• _Exercise goal_
Down to the last line, restate the records word for word, but not the pictures.

[Information shown Boundary: Start]

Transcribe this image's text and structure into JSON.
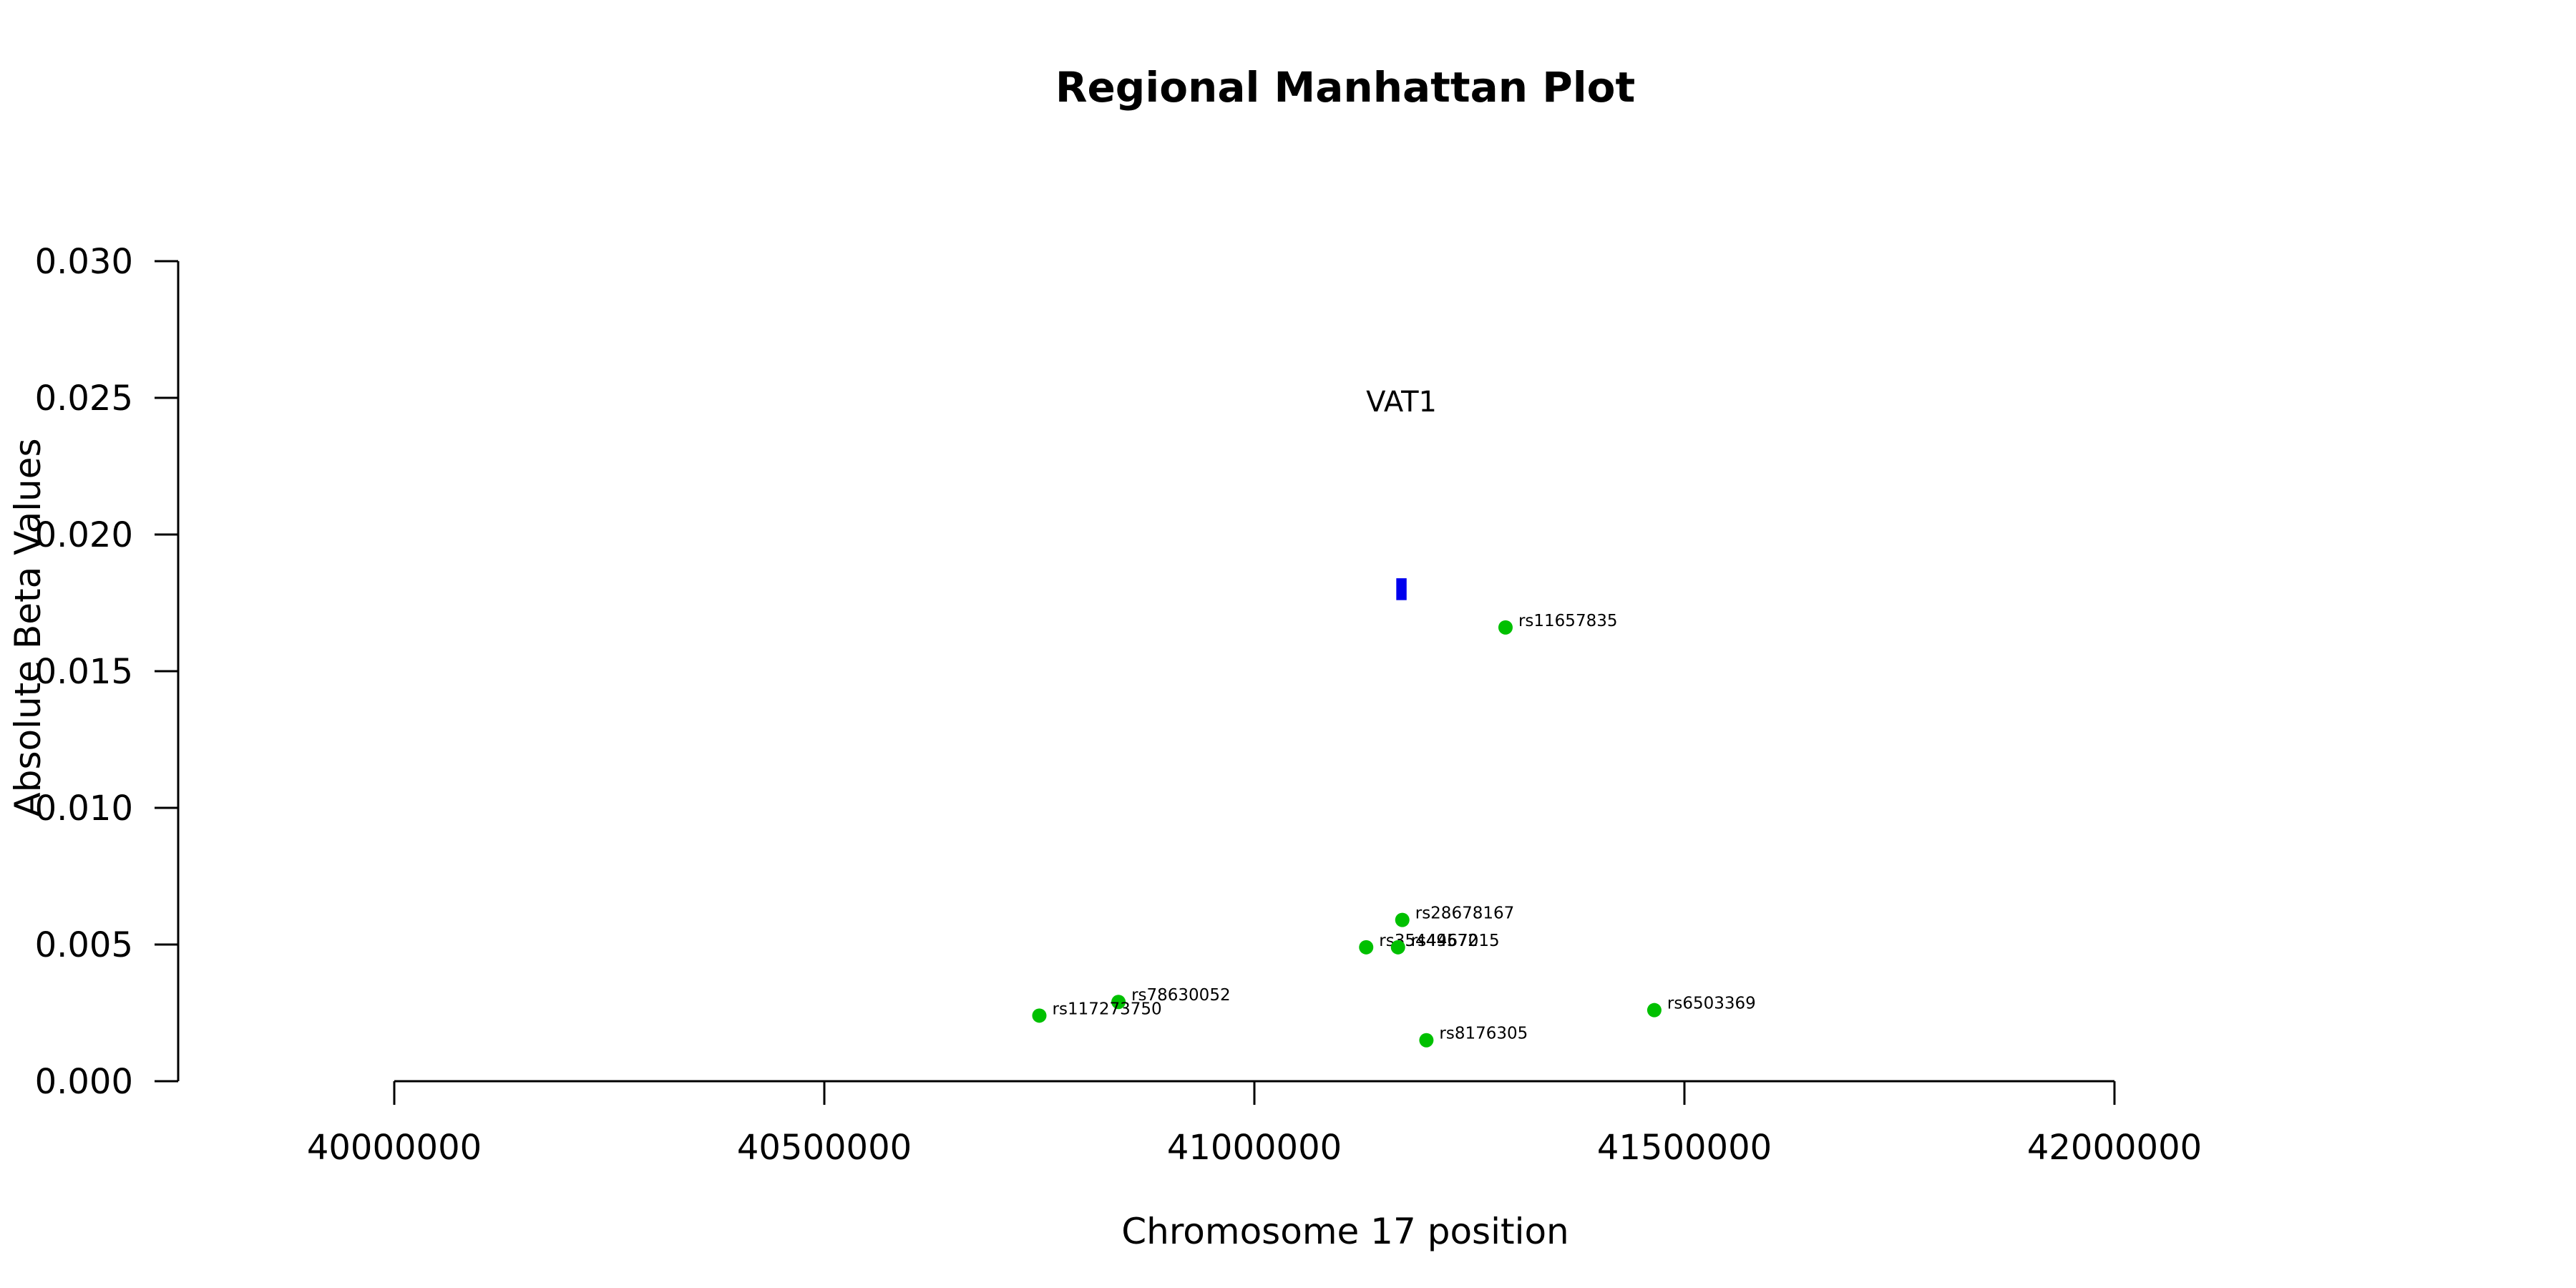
{
  "chart_data": {
    "type": "scatter",
    "title": "Regional Manhattan Plot",
    "xlabel": "Chromosome 17 position",
    "ylabel": "Absolute Beta Values",
    "xlim": [
      40000000,
      42000000
    ],
    "ylim": [
      0,
      0.03
    ],
    "x_ticks": [
      40000000,
      40500000,
      41000000,
      41500000,
      42000000
    ],
    "x_tick_labels": [
      "40000000",
      "40500000",
      "41000000",
      "41500000",
      "42000000"
    ],
    "y_ticks": [
      0,
      0.005,
      0.01,
      0.015,
      0.02,
      0.025,
      0.03
    ],
    "y_tick_labels": [
      "0.000",
      "0.005",
      "0.010",
      "0.015",
      "0.020",
      "0.025",
      "0.030"
    ],
    "grid": false,
    "point_color": "#00c000",
    "gene_color": "#0000ee",
    "points": [
      {
        "snp": "rs11657835",
        "x": 41292000,
        "y": 0.0166
      },
      {
        "snp": "rs28678167",
        "x": 41172000,
        "y": 0.0059
      },
      {
        "snp": "rs35449572",
        "x": 41130000,
        "y": 0.0049
      },
      {
        "snp": "rs4467015",
        "x": 41167000,
        "y": 0.0049
      },
      {
        "snp": "rs78630052",
        "x": 40842000,
        "y": 0.0029
      },
      {
        "snp": "rs117273750",
        "x": 40750000,
        "y": 0.0024
      },
      {
        "snp": "rs6503369",
        "x": 41465000,
        "y": 0.0026
      },
      {
        "snp": "rs8176305",
        "x": 41200000,
        "y": 0.0015
      }
    ],
    "genes": [
      {
        "name": "VAT1",
        "start": 41165000,
        "end": 41177000,
        "y_low": 0.0176,
        "y_high": 0.0184,
        "label_y": 0.0245
      }
    ]
  }
}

[Information shown Boundary: End]

• _Response to this task_
Transcribe this image's text and structure into JSON.
{
  "chart_data": {
    "type": "scatter",
    "title": "Regional Manhattan Plot",
    "xlabel": "Chromosome 17 position",
    "ylabel": "Absolute Beta Values",
    "xlim": [
      40000000,
      42000000
    ],
    "ylim": [
      0,
      0.03
    ],
    "x_ticks": [
      40000000,
      40500000,
      41000000,
      41500000,
      42000000
    ],
    "x_tick_labels": [
      "40000000",
      "40500000",
      "41000000",
      "41500000",
      "42000000"
    ],
    "y_ticks": [
      0,
      0.005,
      0.01,
      0.015,
      0.02,
      0.025,
      0.03
    ],
    "y_tick_labels": [
      "0.000",
      "0.005",
      "0.010",
      "0.015",
      "0.020",
      "0.025",
      "0.030"
    ],
    "grid": false,
    "point_color": "#00c000",
    "gene_color": "#0000ee",
    "points": [
      {
        "snp": "rs11657835",
        "x": 41292000,
        "y": 0.0166
      },
      {
        "snp": "rs28678167",
        "x": 41172000,
        "y": 0.0059
      },
      {
        "snp": "rs35449572",
        "x": 41130000,
        "y": 0.0049
      },
      {
        "snp": "rs4467015",
        "x": 41167000,
        "y": 0.0049
      },
      {
        "snp": "rs78630052",
        "x": 40842000,
        "y": 0.0029
      },
      {
        "snp": "rs117273750",
        "x": 40750000,
        "y": 0.0024
      },
      {
        "snp": "rs6503369",
        "x": 41465000,
        "y": 0.0026
      },
      {
        "snp": "rs8176305",
        "x": 41200000,
        "y": 0.0015
      }
    ],
    "genes": [
      {
        "name": "VAT1",
        "start": 41165000,
        "end": 41177000,
        "y_low": 0.0176,
        "y_high": 0.0184,
        "label_y": 0.0245
      }
    ]
  }
}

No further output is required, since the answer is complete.